Filter the entries below, keeping every line that has the word "siding".

#### [Data to use]
********

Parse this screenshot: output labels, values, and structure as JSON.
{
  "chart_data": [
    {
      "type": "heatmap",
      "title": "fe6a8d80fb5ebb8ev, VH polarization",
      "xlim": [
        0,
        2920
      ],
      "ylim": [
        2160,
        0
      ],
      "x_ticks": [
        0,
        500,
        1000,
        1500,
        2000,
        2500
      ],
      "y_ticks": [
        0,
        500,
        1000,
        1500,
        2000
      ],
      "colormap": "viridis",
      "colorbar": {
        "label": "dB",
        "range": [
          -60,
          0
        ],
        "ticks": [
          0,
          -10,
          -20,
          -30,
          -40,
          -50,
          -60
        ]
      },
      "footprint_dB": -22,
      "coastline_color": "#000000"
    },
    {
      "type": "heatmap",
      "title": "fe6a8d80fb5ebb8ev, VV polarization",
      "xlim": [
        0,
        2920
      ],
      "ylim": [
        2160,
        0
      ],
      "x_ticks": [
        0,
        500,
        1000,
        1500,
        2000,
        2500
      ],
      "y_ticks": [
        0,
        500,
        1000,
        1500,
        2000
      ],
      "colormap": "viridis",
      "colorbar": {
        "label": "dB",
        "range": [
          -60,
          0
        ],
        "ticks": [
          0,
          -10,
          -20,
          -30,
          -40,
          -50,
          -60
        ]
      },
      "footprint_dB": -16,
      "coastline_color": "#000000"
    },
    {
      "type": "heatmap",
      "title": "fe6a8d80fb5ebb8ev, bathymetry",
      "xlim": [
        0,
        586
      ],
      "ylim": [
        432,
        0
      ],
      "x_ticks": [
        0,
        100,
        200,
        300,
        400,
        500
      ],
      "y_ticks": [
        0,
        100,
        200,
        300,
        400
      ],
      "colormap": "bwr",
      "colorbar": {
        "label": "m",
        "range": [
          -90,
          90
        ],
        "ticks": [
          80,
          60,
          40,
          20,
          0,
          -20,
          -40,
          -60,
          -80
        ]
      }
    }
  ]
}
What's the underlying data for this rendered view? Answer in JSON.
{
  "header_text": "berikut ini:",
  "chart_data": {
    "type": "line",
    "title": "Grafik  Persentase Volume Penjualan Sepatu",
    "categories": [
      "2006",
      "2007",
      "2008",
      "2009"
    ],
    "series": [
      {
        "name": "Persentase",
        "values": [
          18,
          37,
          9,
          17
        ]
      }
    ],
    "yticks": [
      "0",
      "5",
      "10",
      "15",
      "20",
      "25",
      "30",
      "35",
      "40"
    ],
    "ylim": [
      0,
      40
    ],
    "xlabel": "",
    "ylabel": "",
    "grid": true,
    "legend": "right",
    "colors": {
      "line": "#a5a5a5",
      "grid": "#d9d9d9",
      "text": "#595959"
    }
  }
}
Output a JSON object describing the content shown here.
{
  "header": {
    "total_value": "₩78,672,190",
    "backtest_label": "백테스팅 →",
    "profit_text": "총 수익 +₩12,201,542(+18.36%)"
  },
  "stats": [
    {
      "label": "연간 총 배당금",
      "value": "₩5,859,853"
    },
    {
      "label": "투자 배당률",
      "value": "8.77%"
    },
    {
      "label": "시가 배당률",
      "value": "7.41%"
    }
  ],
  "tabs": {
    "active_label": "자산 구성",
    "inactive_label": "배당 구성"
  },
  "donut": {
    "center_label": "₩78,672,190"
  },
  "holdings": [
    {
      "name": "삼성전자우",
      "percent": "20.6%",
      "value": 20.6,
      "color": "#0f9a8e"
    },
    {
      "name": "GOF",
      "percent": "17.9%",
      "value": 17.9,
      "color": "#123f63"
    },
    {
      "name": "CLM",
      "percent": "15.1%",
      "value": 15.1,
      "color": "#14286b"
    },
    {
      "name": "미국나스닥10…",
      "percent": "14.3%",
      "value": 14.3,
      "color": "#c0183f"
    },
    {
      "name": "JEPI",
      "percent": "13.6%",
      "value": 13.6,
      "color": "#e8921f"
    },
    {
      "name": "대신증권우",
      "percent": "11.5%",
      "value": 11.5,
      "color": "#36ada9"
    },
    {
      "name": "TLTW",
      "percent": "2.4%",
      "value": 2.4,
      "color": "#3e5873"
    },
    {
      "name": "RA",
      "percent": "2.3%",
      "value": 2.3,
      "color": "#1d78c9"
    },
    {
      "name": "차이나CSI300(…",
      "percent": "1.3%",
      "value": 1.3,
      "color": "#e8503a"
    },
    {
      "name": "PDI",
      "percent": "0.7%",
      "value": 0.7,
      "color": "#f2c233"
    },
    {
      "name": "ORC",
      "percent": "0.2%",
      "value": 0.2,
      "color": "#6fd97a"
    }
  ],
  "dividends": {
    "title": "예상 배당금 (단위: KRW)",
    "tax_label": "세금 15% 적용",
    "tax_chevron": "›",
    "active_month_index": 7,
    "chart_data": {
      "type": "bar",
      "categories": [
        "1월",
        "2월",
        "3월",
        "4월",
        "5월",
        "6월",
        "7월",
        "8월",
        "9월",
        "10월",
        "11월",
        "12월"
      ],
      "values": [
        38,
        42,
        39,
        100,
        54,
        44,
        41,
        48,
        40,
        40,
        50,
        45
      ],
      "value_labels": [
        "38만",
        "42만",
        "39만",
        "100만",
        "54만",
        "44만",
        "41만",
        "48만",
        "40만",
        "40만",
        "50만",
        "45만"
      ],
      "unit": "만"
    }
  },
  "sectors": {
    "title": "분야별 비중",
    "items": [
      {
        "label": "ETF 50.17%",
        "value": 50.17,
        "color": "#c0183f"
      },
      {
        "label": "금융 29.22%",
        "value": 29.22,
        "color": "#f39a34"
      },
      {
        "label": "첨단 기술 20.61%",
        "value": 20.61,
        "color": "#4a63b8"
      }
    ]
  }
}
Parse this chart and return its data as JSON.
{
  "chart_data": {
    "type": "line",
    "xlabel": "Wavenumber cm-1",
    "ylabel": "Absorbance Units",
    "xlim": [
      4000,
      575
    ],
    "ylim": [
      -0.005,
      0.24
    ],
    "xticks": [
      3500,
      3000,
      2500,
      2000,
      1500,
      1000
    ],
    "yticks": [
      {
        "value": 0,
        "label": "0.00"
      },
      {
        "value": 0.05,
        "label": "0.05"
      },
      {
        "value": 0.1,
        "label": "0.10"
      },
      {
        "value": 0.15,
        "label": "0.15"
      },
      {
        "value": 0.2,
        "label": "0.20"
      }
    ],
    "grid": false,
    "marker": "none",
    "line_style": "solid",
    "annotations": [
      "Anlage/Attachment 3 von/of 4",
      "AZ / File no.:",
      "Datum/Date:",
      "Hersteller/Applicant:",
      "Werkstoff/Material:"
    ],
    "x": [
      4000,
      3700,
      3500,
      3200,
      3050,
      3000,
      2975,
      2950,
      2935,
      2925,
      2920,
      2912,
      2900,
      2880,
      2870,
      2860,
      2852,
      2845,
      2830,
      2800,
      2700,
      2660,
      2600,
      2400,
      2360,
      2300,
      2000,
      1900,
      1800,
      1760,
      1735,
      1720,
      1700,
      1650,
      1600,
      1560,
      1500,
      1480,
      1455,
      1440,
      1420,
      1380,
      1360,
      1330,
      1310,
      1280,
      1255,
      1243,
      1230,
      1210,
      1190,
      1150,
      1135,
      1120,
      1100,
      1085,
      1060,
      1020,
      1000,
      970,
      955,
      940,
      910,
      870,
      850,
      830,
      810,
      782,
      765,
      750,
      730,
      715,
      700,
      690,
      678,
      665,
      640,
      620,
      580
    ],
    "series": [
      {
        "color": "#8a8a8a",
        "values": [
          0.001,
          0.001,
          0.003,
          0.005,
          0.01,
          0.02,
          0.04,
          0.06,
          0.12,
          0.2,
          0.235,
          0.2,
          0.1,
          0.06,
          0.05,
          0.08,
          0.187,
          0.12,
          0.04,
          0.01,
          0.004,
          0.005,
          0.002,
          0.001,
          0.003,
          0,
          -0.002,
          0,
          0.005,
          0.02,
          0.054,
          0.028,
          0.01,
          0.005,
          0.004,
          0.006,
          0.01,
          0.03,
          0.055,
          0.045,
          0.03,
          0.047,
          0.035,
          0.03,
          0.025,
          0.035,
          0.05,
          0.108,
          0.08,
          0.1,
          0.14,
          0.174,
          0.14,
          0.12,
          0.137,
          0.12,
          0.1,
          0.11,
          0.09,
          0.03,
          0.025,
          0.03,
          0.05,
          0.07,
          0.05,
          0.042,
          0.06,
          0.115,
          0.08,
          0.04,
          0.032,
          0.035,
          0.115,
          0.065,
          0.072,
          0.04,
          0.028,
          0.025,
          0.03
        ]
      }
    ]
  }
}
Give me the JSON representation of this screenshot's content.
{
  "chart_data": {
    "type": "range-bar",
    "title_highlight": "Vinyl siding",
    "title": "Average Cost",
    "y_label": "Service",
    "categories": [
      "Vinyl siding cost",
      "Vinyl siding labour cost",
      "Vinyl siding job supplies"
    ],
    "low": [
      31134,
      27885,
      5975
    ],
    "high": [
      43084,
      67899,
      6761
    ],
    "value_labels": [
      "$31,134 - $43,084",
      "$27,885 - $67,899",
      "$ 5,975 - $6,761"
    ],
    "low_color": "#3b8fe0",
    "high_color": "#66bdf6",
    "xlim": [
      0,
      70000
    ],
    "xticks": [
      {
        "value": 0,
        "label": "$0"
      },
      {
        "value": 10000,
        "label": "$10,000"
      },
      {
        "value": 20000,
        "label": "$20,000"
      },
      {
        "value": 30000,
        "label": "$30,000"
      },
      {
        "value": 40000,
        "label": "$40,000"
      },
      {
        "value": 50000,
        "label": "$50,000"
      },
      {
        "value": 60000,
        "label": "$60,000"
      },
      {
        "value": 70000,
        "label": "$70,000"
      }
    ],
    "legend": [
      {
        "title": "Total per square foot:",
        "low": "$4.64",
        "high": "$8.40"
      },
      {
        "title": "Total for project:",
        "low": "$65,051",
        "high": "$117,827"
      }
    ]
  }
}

********

#### [Worked solution]
    "title_highlight": "Vinyl siding",
      "Vinyl siding cost",
      "Vinyl siding labour cost",
      "Vinyl siding job supplies"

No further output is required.